**Zadanie**
Skopiuj dokładnie fragment tekstu o sanitariuszach z Quincy między „- Jak go poznasz, zrozumiesz.” a „się jeszcze potem.” włącznie.

**Wyodrębniony tekst**
═══

Wulkan energii

 

 

SANITARIUSZE z POGOTOWIA w Quincy w stanie Illinois pracowali w systemie 24-godzinnych dyżurów. Spędzali ze sobą wiele czasu i stanowili zgraną paczkę. Mieli podobne temperamenty - rozwijali skrzydła w ekstremalnych, dramatycznych sytuacjach, w których inni tracą głowę albo wzywają karetkę.

Michael Swango wyróżniał się nawet w tej grupie twardych facetów. Przyłączył się do nich niedawno. Wulkan energii, nie usiadł nawet na chwilę, wciąż powtarzał, że po prostu nie może się doczekać, aż coś się zacznie dziać i będzie można wsiąść do karetki.

Pochodził z Illinois i już kiedyś pracował w pogotowiu w tym stanie, ale wyjechał do Ohio na staż lekarski. Teraz wrócił i starał się o prawo wykonywania zawodu w Illinois. Do czasu wydania licencji Swango chciał popracować parę miesięcy jako sanitariusz.

Prawie wszyscy znali Michaela Swango z czasów, gdy poprzednio tu pracował. Wszyscy prócz Marka Krzystofczyka. Ten cichy, ciemnowłosy i sympatyczny 27-latek zastanawiał się, dlaczego lekarz, który odbywał staż w dużej klinice w Ohio chce pracować w Quincy jako prosty sanitariusz.

- Jak go poznasz, zrozumiesz. To oryginał - zapewniali go koledzy.

Gdy pytał, co to znaczy, tylko się uśmiechali.

W pierwszych tygodniach wspólnej pracy Krzystofczyk widział tylko, że Michael Swango jest przystojny i że rwie się do pracy. Jednak stopniowo zaczynał rozumieć, dlaczego koledzy mówili, że to oryginał - Swango strasznie się podniecał, kiedy przyjeżdżał na miejsce szczególnie makabrycznego wypadku.

- To było fantastyczne! - emocjonował się jeszcze potem.

Między wezwaniami wklejał wycinki prasowe do zeszytu -- miał takich cztery czy pięć. Krzystofczyk raz je oglądał. Niektóre artykuły dotyczyły poważnych wypadków samochodowych, wiele mówiło o otruciach. Spytał Michaela, czemu tak go interesują trucizny.

═══

**Dostarczone informacje**
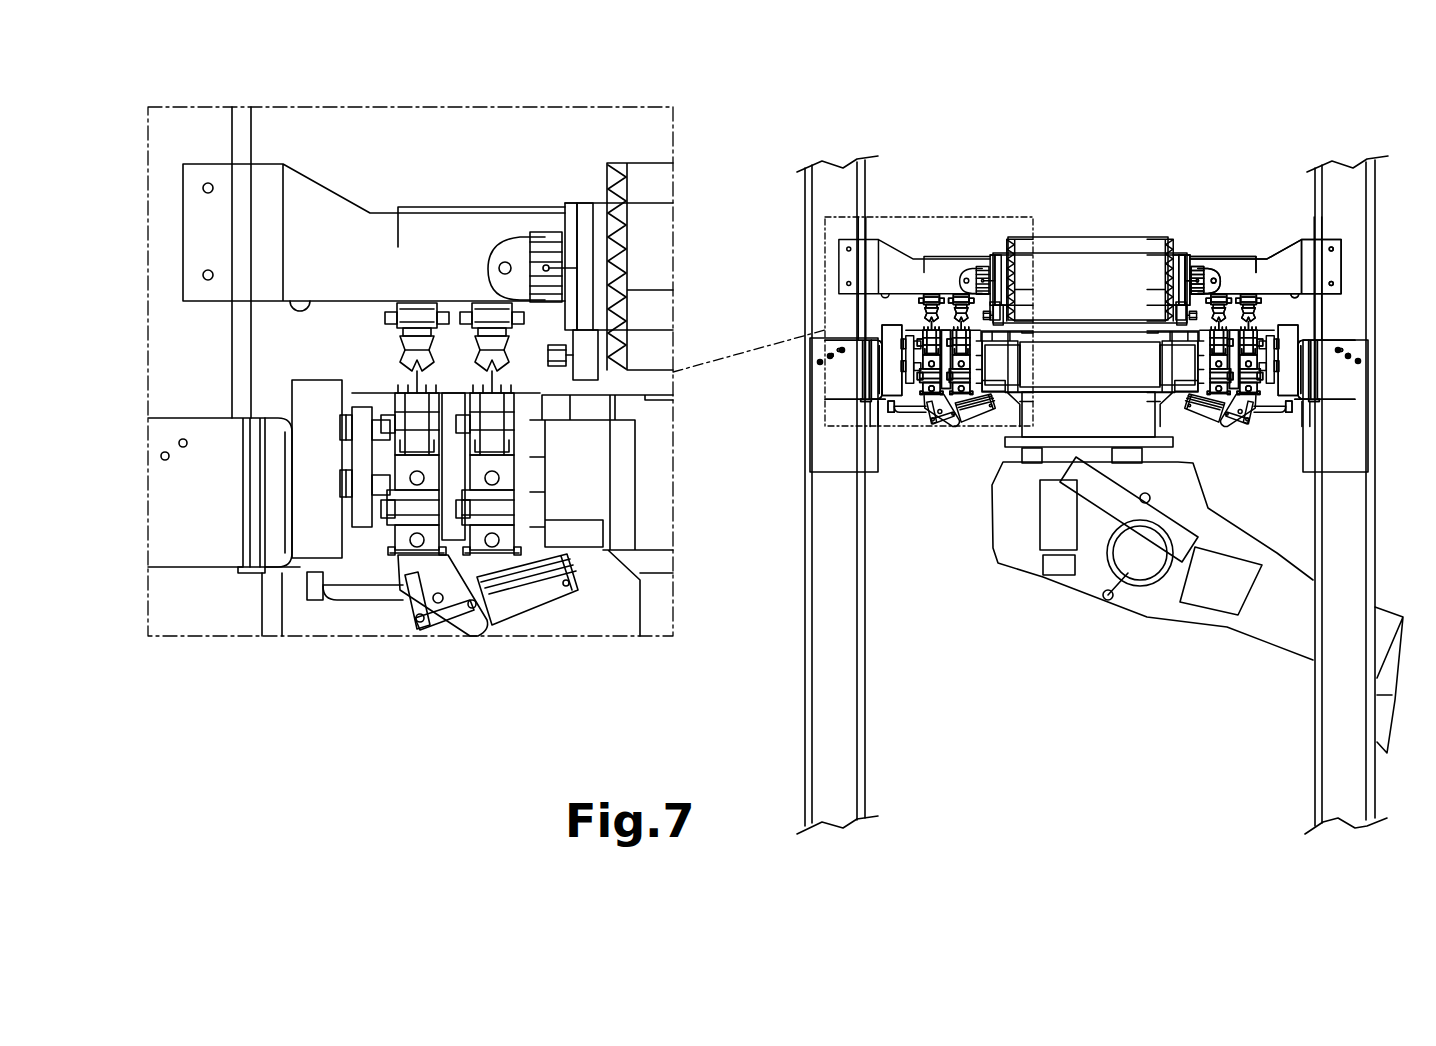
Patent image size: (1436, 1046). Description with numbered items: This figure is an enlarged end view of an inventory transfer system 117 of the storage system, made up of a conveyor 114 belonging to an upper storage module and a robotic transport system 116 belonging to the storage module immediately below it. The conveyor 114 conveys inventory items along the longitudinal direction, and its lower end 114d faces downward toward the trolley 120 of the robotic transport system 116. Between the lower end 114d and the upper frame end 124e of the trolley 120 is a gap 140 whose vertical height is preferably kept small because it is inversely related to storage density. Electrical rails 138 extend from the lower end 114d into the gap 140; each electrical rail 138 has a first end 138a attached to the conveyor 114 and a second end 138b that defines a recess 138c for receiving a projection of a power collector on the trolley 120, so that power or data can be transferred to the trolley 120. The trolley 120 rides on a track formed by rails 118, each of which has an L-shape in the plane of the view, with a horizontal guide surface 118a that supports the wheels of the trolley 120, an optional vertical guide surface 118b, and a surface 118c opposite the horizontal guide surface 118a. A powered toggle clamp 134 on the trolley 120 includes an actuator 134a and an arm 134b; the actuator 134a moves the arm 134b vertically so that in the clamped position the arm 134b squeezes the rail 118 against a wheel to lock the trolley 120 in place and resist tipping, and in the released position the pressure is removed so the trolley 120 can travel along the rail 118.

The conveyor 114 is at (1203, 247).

═══

**Wynik**
- Jak go poznasz, zrozumiesz. To oryginał - zapewniali go koledzy.

Gdy pytał, co to znaczy, tylko się uśmiechali.

W pierwszych tygodniach wspólnej pracy Krzystofczyk widział tylko, że Michael Swango jest przystojny i że rwie się do pracy. Jednak stopniowo zaczynał rozumieć, dlaczego koledzy mówili, że to oryginał - Swango strasznie się podniecał, kiedy przyjeżdżał na miejsce szczególnie makabrycznego wypadku.

- To było fantastyczne! - emocjonował się jeszcze potem.